__Extrait du texte__.
Pour empocher d’importantes commissions, un représentant qui vendait des produits de BMO Assurance a fait perdre plus d’un million de dollars à une vingtaine de clients en leur vendant un produit inadapté à leurs besoins. Actuellement poursuivie pour des frasques similaires d’un autre représentant, la compagnie d’assurance décline toute responsabilité, et l’Autorité des marchés financiers dit ne rien pouvoir faire pour eux.

Marcel Lagacé, ex-représentant en assurances de la Rive-Sud de Montréal, a vendu pendant des années des polices d’assurance coûteuses à ses clients, empochant au passage d’importantes commissions.

Confronté par des clients mécontents qui constataient que ce produit leur faisait perdre des dizaines de milliers de dollars, il a déclaré faillite en 2014, les laissant dans le noir, avec des produits mal adaptés qui avaient perdu énormément de valeur.

Marcel Lagacé vendait exclusivement de l’assurance vie universelle, produit risqué qui combine une portion assurance vie et une portion placement (voir encadré).

__Données fournies__.
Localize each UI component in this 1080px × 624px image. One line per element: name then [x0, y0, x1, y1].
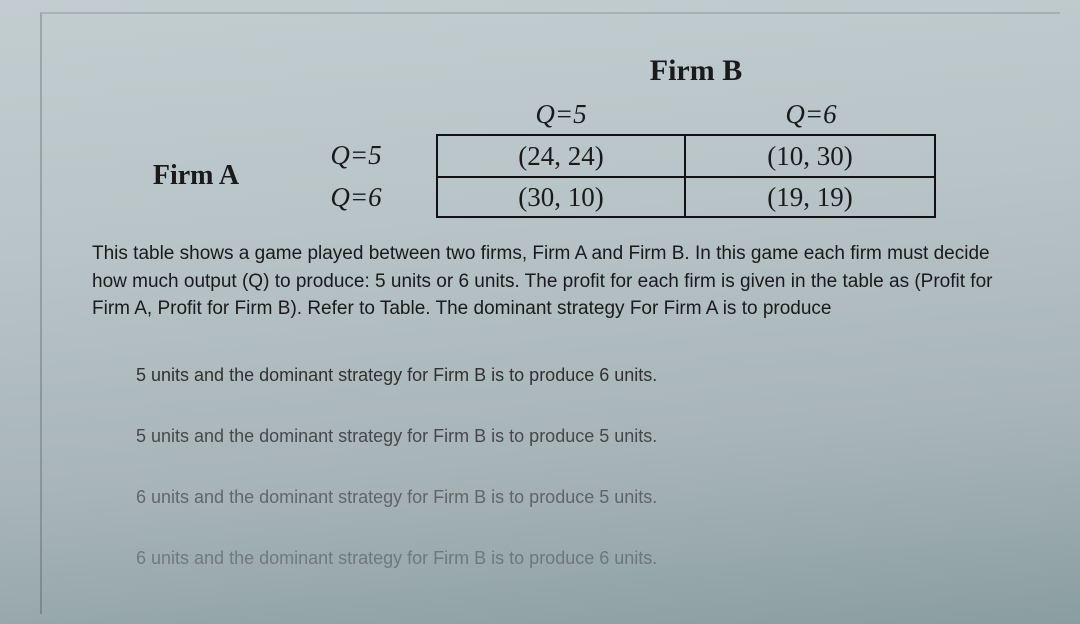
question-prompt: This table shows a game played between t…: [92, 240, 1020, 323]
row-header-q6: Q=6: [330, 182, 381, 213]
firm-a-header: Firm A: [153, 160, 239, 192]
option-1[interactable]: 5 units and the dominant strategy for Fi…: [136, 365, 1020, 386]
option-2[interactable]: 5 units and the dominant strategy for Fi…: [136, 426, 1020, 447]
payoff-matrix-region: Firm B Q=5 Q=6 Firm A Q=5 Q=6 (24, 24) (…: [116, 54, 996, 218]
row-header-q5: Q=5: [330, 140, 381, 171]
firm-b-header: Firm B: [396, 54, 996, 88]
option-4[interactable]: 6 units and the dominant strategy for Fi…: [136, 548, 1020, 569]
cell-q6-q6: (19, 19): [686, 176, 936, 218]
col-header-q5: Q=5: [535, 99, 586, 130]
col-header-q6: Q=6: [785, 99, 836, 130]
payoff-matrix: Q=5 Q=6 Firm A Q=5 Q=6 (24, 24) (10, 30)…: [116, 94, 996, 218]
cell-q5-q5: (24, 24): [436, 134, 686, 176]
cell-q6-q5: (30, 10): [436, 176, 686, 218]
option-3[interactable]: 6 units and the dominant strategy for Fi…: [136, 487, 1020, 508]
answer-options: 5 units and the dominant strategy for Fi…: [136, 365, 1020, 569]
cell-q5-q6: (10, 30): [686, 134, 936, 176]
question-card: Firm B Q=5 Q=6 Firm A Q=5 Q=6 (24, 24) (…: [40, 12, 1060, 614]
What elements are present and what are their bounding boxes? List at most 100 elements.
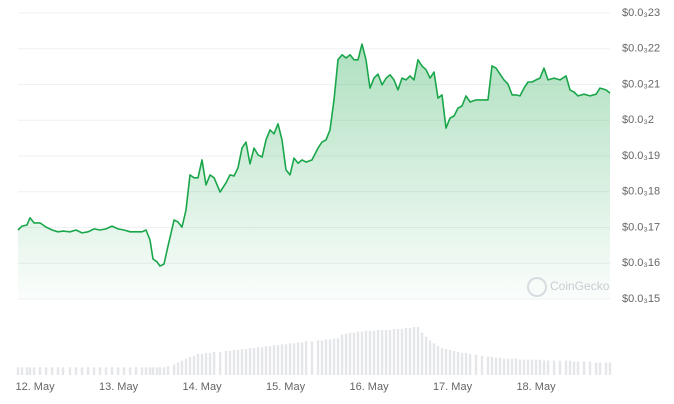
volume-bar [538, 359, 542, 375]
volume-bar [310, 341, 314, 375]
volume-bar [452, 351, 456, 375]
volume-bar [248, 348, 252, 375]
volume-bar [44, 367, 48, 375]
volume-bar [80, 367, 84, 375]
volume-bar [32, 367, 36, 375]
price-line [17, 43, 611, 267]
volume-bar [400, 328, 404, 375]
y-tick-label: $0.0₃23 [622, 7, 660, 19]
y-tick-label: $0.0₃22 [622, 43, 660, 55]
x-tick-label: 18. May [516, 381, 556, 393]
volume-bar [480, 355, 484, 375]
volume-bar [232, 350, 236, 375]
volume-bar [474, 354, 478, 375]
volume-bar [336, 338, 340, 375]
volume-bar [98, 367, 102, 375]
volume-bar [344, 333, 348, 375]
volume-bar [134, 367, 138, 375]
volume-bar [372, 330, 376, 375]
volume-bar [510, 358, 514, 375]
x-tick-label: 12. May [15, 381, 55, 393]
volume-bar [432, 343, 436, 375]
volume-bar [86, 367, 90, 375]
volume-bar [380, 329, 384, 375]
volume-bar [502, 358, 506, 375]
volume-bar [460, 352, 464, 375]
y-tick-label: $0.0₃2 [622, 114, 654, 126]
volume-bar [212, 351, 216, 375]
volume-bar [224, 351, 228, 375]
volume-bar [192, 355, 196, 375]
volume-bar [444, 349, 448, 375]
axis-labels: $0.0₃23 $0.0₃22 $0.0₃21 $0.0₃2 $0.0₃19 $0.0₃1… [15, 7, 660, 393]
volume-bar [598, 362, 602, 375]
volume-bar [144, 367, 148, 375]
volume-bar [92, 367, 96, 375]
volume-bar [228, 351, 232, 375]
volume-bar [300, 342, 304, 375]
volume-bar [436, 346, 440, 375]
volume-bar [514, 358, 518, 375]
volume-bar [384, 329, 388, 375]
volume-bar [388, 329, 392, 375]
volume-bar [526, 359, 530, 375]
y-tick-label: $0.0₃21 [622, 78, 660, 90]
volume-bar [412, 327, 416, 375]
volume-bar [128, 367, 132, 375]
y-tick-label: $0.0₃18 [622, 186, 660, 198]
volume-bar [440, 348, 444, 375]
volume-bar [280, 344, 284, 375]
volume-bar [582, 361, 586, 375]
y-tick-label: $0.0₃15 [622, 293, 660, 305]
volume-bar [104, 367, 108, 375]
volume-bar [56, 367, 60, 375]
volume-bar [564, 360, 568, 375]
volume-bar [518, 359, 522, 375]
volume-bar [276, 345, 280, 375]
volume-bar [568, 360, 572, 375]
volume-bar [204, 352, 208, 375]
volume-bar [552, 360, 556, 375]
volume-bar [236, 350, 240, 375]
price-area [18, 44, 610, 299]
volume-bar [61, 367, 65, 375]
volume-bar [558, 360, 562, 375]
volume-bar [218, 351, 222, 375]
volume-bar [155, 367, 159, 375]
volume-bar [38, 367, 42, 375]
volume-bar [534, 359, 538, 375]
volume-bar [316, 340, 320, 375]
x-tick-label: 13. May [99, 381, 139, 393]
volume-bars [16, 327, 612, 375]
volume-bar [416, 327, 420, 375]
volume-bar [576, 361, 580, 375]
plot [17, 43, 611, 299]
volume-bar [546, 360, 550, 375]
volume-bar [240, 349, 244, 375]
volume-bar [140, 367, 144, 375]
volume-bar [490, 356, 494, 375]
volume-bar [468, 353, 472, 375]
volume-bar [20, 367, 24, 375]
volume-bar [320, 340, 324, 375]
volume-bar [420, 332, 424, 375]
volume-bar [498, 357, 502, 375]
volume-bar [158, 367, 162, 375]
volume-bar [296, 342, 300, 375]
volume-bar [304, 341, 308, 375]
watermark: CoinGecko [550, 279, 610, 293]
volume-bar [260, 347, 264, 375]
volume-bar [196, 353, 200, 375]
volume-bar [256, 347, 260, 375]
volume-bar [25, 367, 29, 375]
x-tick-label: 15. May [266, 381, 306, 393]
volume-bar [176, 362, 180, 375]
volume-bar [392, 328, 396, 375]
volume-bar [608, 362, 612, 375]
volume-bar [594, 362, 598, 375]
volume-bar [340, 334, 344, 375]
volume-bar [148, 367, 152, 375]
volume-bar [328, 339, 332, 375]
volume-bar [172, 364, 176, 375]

__À faire__.
1. Recopiez à l'identique le passage de l'extrait sur les polices vendues par Marcel Lagacé qui commence par les mots « Marcel Lagacé, ex-représentant » et se termine par « énormément de valeur. ».
2. Reprenez les entrées depuis leur début jusqu'à la ligne qui contient « What elements are », celle-ci comprise, en mettant « Société A » à la place de « Firm A » sans rien modifier d'autre. Laissez les images de côté.

__Réponses attendues__.
1.
Marcel Lagacé, ex-représentant en assurances de la Rive-Sud de Montréal, a vendu pendant des années des polices d’assurance coûteuses à ses clients, empochant au passage d’importantes commissions.

Confronté par des clients mécontents qui constataient que ce produit leur faisait perdre des dizaines de milliers de dollars, il a déclaré faillite en 2014, les laissant dans le noir, avec des produits mal adaptés qui avaient perdu énormément de valeur.

2.
Localize each UI component in this 1080px × 624px image. One line per element: name then [x0, y0, x1, y1].
question-prompt: This table shows a game played between t…: [92, 240, 1020, 323]
row-header-q6: Q=6: [330, 182, 381, 213]
firm-a-header: Société A: [153, 160, 239, 192]
option-1[interactable]: 5 units and the dominant strategy for Fi…: [136, 365, 1020, 386]
option-2[interactable]: 5 units and the dominant strategy for Fi…: [136, 426, 1020, 447]
payoff-matrix-region: Firm B Q=5 Q=6 Société A Q=5 Q=6 (24, 24) (…: [116, 54, 996, 218]
row-header-q5: Q=5: [330, 140, 381, 171]
firm-b-header: Firm B: [396, 54, 996, 88]
option-4[interactable]: 6 units and the dominant strategy for Fi…: [136, 548, 1020, 569]
cell-q6-q6: (19, 19): [686, 176, 936, 218]
col-header-q5: Q=5: [535, 99, 586, 130]
col-header-q6: Q=6: [785, 99, 836, 130]
payoff-matrix: Q=5 Q=6 Société A Q=5 Q=6 (24, 24) (10, 30)…: [116, 94, 996, 218]
cell-q5-q5: (24, 24): [436, 134, 686, 176]
cell-q6-q5: (30, 10): [436, 176, 686, 218]
option-3[interactable]: 6 units and the dominant strategy for Fi…: [136, 487, 1020, 508]
answer-options: 5 units and the dominant strategy for Fi…: [136, 365, 1020, 569]
cell-q5-q6: (10, 30): [686, 134, 936, 176]
question-card: Firm B Q=5 Q=6 Société A Q=5 Q=6 (24, 24) (…: [40, 12, 1060, 614]
What elements are present and what are their bounding boxes? List at most 100 elements.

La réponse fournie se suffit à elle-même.